**Problem details**
Show every line containing "this" by copying it.
--
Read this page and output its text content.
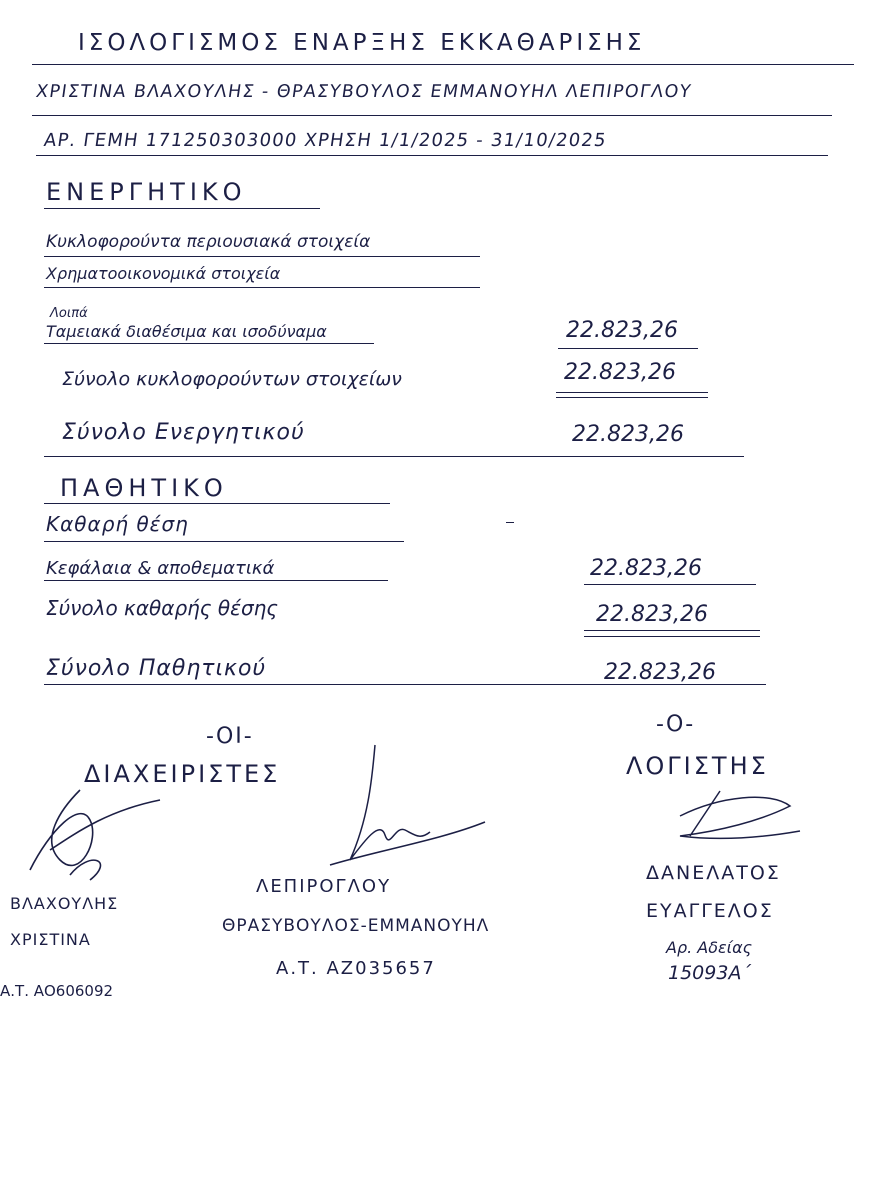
ΙΣΟΛΟΓΙΣΜΟΣ ΕΝΑΡΞΗΣ ΕΚΚΑΘΑΡΙΣΗΣ
ΧΡΙΣΤΙΝΑ ΒΛΑΧΟΥΛΗΣ - ΘΡΑΣΥΒΟΥΛΟΣ ΕΜΜΑΝΟΥΗΛ ΛΕΠΙΡΟΓΛΟΥ
ΑΡ. ΓΕΜΗ 171250303000 ΧΡΗΣΗ 1/1/2025 - 31/10/2025
ΕΝΕΡΓΗΤΙΚΟ
Κυκλοφορούντα περιουσιακά στοιχεία
Χρηματοοικονομικά στοιχεία
Λοιπά
Ταμειακά διαθέσιμα και ισοδύναμα	22.823,26
Σύνολο κυκλοφορούντων στοιχείων	22.823,26
Σύνολο Ενεργητικού	22.823,26
ΠΑΘΗΤΙΚΟ
Καθαρή θέση
Κεφάλαια & αποθεματικά	22.823,26
Σύνολο καθαρής θέσης	22.823,26
Σύνολο Παθητικού	22.823,26
-ΟΙ-
ΔΙΑΧΕΙΡΙΣΤΕΣ
ΒΛΑΧΟΥΛΗΣ
ΧΡΙΣΤΙΝΑ
Α.Τ. ΑΟ606092
ΛΕΠΙΡΟΓΛΟΥ
ΘΡΑΣΥΒΟΥΛΟΣ-ΕΜΜΑΝΟΥΗΛ
Α.Τ. ΑΖ035657
-Ο-
ΛΟΓΙΣΤΗΣ
ΔΑΝΕΛΑΤΟΣ
ΕΥΑΓΓΕΛΟΣ
Αρ. Αδείας
15093Α΄
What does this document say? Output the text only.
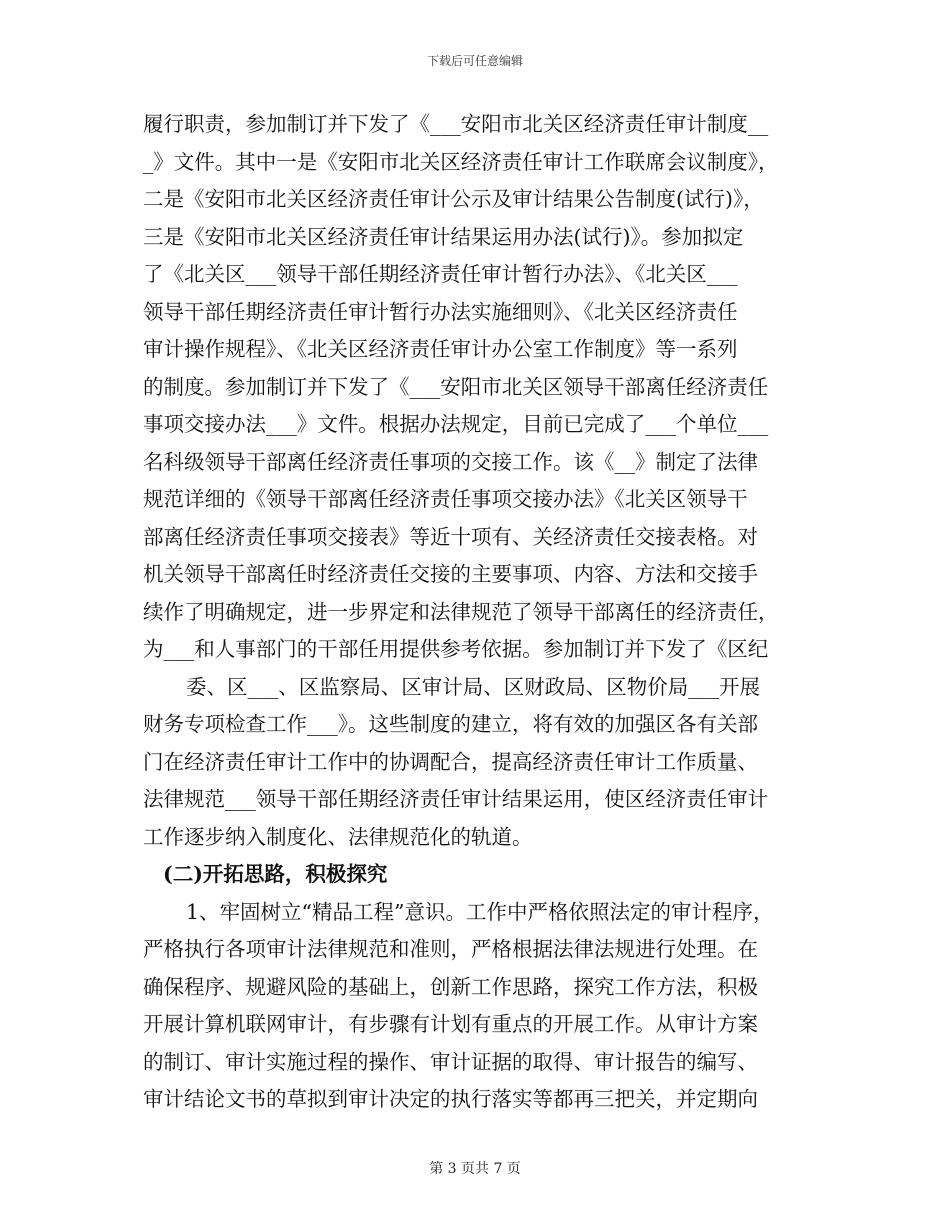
下载后可任意编辑
履行职责，参加制订并下发了《___安阳市北关区经济责任审计制度__
_》文件。其中一是《安阳市北关区经济责任审计工作联席会议制度》，
二是《安阳市北关区经济责任审计公示及审计结果公告制度(试行)》，
三是《安阳市北关区经济责任审计结果运用办法(试行)》。参加拟定
了《北关区___领导干部任期经济责任审计暂行办法》、《北关区___
领导干部任期经济责任审计暂行办法实施细则》、《北关区经济责任
审计操作规程》、《北关区经济责任审计办公室工作制度》等一系列
的制度。参加制订并下发了《___安阳市北关区领导干部离任经济责任
事项交接办法___》文件。根据办法规定，目前已完成了___个单位___
名科级领导干部离任经济责任事项的交接工作。该《__》制定了法律
规范详细的《领导干部离任经济责任事项交接办法》《北关区领导干
部离任经济责任事项交接表》等近十项有、关经济责任交接表格。对
机关领导干部离任时经济责任交接的主要事项、内容、方法和交接手
续作了明确规定，进一步界定和法律规范了领导干部离任的经济责任，
为___和人事部门的干部任用提供参考依据。参加制订并下发了《区纪
委、区___、区监察局、区审计局、区财政局、区物价局___开展
财务专项检查工作___》。这些制度的建立，将有效的加强区各有关部
门在经济责任审计工作中的协调配合，提高经济责任审计工作质量、
法律规范___领导干部任期经济责任审计结果运用，使区经济责任审计
工作逐步纳入制度化、法律规范化的轨道。
(二)开拓思路，积极探究
1、牢固树立“精品工程”意识。工作中严格依照法定的审计程序，
严格执行各项审计法律规范和准则，严格根据法律法规进行处理。在
确保程序、规避风险的基础上，创新工作思路，探究工作方法，积极
开展计算机联网审计，有步骤有计划有重点的开展工作。从审计方案
的制订、审计实施过程的操作、审计证据的取得、审计报告的编写、
审计结论文书的草拟到审计决定的执行落实等都再三把关，并定期向
第 3 页共 7 页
--
**Final result**
Read this page and output its text content.
What does this document say? Output the text only.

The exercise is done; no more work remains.